Task details:
Extract the complete data exactly as given.

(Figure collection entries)
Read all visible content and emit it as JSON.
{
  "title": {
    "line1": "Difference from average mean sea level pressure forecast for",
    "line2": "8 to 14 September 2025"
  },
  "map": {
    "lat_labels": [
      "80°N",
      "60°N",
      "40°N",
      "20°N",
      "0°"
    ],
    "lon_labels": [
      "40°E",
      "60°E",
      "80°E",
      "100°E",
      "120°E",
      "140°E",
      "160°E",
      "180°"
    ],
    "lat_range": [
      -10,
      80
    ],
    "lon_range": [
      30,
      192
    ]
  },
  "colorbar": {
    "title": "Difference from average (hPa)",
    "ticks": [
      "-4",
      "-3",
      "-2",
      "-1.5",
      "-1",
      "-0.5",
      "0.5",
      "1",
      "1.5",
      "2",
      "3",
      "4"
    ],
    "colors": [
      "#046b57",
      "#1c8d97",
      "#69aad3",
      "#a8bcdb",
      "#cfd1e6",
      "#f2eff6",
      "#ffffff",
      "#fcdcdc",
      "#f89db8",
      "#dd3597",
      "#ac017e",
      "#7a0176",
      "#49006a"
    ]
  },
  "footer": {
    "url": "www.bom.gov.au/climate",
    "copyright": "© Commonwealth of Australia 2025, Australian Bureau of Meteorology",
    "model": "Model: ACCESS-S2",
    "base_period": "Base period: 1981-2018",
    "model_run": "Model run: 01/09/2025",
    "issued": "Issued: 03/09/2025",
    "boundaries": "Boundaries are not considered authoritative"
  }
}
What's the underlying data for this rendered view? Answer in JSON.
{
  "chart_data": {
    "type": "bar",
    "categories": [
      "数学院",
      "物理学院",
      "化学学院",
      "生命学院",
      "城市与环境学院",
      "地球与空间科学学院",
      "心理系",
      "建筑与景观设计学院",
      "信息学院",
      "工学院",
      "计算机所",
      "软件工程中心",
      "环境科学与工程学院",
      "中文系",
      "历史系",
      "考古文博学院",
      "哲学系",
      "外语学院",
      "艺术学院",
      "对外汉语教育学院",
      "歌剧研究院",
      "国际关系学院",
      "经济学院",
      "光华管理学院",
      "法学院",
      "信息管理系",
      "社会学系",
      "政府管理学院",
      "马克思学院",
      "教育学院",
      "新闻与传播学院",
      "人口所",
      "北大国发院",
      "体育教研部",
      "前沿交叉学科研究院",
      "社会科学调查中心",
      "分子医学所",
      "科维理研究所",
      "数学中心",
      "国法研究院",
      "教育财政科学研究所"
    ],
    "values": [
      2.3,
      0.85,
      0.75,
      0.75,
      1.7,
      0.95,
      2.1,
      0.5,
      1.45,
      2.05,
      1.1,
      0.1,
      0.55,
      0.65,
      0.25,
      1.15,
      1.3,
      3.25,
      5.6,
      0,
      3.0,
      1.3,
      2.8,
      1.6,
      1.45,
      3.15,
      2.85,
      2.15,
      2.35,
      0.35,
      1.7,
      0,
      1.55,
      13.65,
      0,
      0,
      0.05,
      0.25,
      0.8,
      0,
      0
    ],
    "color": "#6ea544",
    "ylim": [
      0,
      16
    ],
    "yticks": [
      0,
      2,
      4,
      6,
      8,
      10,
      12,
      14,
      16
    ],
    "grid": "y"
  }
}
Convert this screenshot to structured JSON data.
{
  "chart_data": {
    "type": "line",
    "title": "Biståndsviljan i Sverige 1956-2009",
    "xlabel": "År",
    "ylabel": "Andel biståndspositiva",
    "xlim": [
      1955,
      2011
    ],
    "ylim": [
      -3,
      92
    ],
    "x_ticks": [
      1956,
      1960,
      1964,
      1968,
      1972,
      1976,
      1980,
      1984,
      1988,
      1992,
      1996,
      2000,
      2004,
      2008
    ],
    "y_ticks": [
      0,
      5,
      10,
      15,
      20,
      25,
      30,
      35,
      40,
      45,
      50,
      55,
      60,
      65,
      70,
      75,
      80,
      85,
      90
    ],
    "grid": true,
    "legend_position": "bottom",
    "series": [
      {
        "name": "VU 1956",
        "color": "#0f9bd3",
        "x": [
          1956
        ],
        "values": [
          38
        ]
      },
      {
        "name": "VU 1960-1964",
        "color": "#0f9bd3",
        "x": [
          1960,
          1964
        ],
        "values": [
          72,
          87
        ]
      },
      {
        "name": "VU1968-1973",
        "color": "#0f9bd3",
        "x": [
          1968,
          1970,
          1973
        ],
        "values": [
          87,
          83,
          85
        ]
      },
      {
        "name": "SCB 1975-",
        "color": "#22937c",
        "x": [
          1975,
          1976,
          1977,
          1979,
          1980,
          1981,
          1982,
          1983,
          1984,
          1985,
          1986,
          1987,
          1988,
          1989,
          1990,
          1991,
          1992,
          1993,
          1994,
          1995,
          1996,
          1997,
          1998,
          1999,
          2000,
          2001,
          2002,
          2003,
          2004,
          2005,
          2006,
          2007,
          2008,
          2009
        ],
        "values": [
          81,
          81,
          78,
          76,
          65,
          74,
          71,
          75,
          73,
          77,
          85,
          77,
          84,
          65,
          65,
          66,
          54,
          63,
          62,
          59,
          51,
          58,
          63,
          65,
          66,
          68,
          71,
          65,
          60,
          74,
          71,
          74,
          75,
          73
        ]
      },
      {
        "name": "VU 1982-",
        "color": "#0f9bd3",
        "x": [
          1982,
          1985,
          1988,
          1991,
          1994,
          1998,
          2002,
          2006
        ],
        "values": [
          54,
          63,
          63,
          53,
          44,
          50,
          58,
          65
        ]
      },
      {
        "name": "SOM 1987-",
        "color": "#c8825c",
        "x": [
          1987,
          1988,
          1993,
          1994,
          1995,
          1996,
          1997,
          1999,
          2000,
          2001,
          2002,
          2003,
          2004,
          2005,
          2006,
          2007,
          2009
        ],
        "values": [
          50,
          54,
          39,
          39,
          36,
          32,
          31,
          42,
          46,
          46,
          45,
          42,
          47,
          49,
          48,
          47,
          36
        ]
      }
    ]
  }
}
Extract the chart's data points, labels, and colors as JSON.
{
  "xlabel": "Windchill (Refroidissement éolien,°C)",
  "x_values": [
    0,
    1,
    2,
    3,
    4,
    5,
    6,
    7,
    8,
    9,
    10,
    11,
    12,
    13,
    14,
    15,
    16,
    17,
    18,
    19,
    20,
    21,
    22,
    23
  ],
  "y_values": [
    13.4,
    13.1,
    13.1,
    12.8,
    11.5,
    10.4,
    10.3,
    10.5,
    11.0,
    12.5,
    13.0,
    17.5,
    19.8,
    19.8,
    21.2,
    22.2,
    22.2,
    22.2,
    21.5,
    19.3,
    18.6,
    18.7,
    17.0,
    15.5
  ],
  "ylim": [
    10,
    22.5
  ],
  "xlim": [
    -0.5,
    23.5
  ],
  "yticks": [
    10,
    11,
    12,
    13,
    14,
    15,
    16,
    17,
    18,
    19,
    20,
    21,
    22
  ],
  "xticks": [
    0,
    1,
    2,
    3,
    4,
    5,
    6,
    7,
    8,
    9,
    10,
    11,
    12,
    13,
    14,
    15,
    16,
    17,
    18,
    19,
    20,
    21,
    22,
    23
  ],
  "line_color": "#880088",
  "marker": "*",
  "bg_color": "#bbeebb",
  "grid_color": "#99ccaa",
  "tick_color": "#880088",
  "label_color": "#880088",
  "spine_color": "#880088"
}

Exercise output:
Read all visible content and emit it as JSON.
{
  "title": {
    "line1": "Difference from average mean sea level pressure forecast for",
    "line2": "8 to 14 September 2025"
  },
  "map": {
    "lat_labels": [
      "80°N",
      "60°N",
      "40°N",
      "20°N",
      "0°"
    ],
    "lon_labels": [
      "40°E",
      "60°E",
      "80°E",
      "100°E",
      "120°E",
      "140°E",
      "160°E",
      "180°"
    ],
    "lat_range": [
      -10,
      80
    ],
    "lon_range": [
      30,
      192
    ]
  },
  "colorbar": {
    "title": "Difference from average (hPa)",
    "ticks": [
      "-4",
      "-3",
      "-2",
      "-1.5",
      "-1",
      "-0.5",
      "0.5",
      "1",
      "1.5",
      "2",
      "3",
      "4"
    ],
    "colors": [
      "#046b57",
      "#1c8d97",
      "#69aad3",
      "#a8bcdb",
      "#cfd1e6",
      "#f2eff6",
      "#ffffff",
      "#fcdcdc",
      "#f89db8",
      "#dd3597",
      "#ac017e",
      "#7a0176",
      "#49006a"
    ]
  },
  "footer": {
    "url": "www.bom.gov.au/climate",
    "copyright": "© Commonwealth of Australia 2025, Australian Bureau of Meteorology",
    "model": "Model: ACCESS-S2",
    "base_period": "Base period: 1981-2018",
    "model_run": "Model run: 01/09/2025",
    "issued": "Issued: 03/09/2025",
    "boundaries": "Boundaries are not considered authoritative"
  }
}
What's the underlying data for this rendered view? Answer in JSON.
{
  "chart_data": {
    "type": "bar",
    "categories": [
      "数学院",
      "物理学院",
      "化学学院",
      "生命学院",
      "城市与环境学院",
      "地球与空间科学学院",
      "心理系",
      "建筑与景观设计学院",
      "信息学院",
      "工学院",
      "计算机所",
      "软件工程中心",
      "环境科学与工程学院",
      "中文系",
      "历史系",
      "考古文博学院",
      "哲学系",
      "外语学院",
      "艺术学院",
      "对外汉语教育学院",
      "歌剧研究院",
      "国际关系学院",
      "经济学院",
      "光华管理学院",
      "法学院",
      "信息管理系",
      "社会学系",
      "政府管理学院",
      "马克思学院",
      "教育学院",
      "新闻与传播学院",
      "人口所",
      "北大国发院",
      "体育教研部",
      "前沿交叉学科研究院",
      "社会科学调查中心",
      "分子医学所",
      "科维理研究所",
      "数学中心",
      "国法研究院",
      "教育财政科学研究所"
    ],
    "values": [
      2.3,
      0.85,
      0.75,
      0.75,
      1.7,
      0.95,
      2.1,
      0.5,
      1.45,
      2.05,
      1.1,
      0.1,
      0.55,
      0.65,
      0.25,
      1.15,
      1.3,
      3.25,
      5.6,
      0,
      3.0,
      1.3,
      2.8,
      1.6,
      1.45,
      3.15,
      2.85,
      2.15,
      2.35,
      0.35,
      1.7,
      0,
      1.55,
      13.65,
      0,
      0,
      0.05,
      0.25,
      0.8,
      0,
      0
    ],
    "color": "#6ea544",
    "ylim": [
      0,
      16
    ],
    "yticks": [
      0,
      2,
      4,
      6,
      8,
      10,
      12,
      14,
      16
    ],
    "grid": "y"
  }
}
Convert this screenshot to structured JSON data.
{
  "chart_data": {
    "type": "line",
    "title": "Biståndsviljan i Sverige 1956-2009",
    "xlabel": "År",
    "ylabel": "Andel biståndspositiva",
    "xlim": [
      1955,
      2011
    ],
    "ylim": [
      -3,
      92
    ],
    "x_ticks": [
      1956,
      1960,
      1964,
      1968,
      1972,
      1976,
      1980,
      1984,
      1988,
      1992,
      1996,
      2000,
      2004,
      2008
    ],
    "y_ticks": [
      0,
      5,
      10,
      15,
      20,
      25,
      30,
      35,
      40,
      45,
      50,
      55,
      60,
      65,
      70,
      75,
      80,
      85,
      90
    ],
    "grid": true,
    "legend_position": "bottom",
    "series": [
      {
        "name": "VU 1956",
        "color": "#0f9bd3",
        "x": [
          1956
        ],
        "values": [
          38
        ]
      },
      {
        "name": "VU 1960-1964",
        "color": "#0f9bd3",
        "x": [
          1960,
          1964
        ],
        "values": [
          72,
          87
        ]
      },
      {
        "name": "VU1968-1973",
        "color": "#0f9bd3",
        "x": [
          1968,
          1970,
          1973
        ],
        "values": [
          87,
          83,
          85
        ]
      },
      {
        "name": "SCB 1975-",
        "color": "#22937c",
        "x": [
          1975,
          1976,
          1977,
          1979,
          1980,
          1981,
          1982,
          1983,
          1984,
          1985,
          1986,
          1987,
          1988,
          1989,
          1990,
          1991,
          1992,
          1993,
          1994,
          1995,
          1996,
          1997,
          1998,
          1999,
          2000,
          2001,
          2002,
          2003,
          2004,
          2005,
          2006,
          2007,
          2008,
          2009
        ],
        "values": [
          81,
          81,
          78,
          76,
          65,
          74,
          71,
          75,
          73,
          77,
          85,
          77,
          84,
          65,
          65,
          66,
          54,
          63,
          62,
          59,
          51,
          58,
          63,
          65,
          66,
          68,
          71,
          65,
          60,
          74,
          71,
          74,
          75,
          73
        ]
      },
      {
        "name": "VU 1982-",
        "color": "#0f9bd3",
        "x": [
          1982,
          1985,
          1988,
          1991,
          1994,
          1998,
          2002,
          2006
        ],
        "values": [
          54,
          63,
          63,
          53,
          44,
          50,
          58,
          65
        ]
      },
      {
        "name": "SOM 1987-",
        "color": "#c8825c",
        "x": [
          1987,
          1988,
          1993,
          1994,
          1995,
          1996,
          1997,
          1999,
          2000,
          2001,
          2002,
          2003,
          2004,
          2005,
          2006,
          2007,
          2009
        ],
        "values": [
          50,
          54,
          39,
          39,
          36,
          32,
          31,
          42,
          46,
          46,
          45,
          42,
          47,
          49,
          48,
          47,
          36
        ]
      }
    ]
  }
}
Extract the chart's data points, labels, and colors as JSON.
{
  "xlabel": "Windchill (Refroidissement éolien,°C)",
  "x_values": [
    0,
    1,
    2,
    3,
    4,
    5,
    6,
    7,
    8,
    9,
    10,
    11,
    12,
    13,
    14,
    15,
    16,
    17,
    18,
    19,
    20,
    21,
    22,
    23
  ],
  "y_values": [
    13.4,
    13.1,
    13.1,
    12.8,
    11.5,
    10.4,
    10.3,
    10.5,
    11.0,
    12.5,
    13.0,
    17.5,
    19.8,
    19.8,
    21.2,
    22.2,
    22.2,
    22.2,
    21.5,
    19.3,
    18.6,
    18.7,
    17.0,
    15.5
  ],
  "ylim": [
    10,
    22.5
  ],
  "xlim": [
    -0.5,
    23.5
  ],
  "yticks": [
    10,
    11,
    12,
    13,
    14,
    15,
    16,
    17,
    18,
    19,
    20,
    21,
    22
  ],
  "xticks": [
    0,
    1,
    2,
    3,
    4,
    5,
    6,
    7,
    8,
    9,
    10,
    11,
    12,
    13,
    14,
    15,
    16,
    17,
    18,
    19,
    20,
    21,
    22,
    23
  ],
  "line_color": "#880088",
  "marker": "*",
  "bg_color": "#bbeebb",
  "grid_color": "#99ccaa",
  "tick_color": "#880088",
  "label_color": "#880088",
  "spine_color": "#880088"
}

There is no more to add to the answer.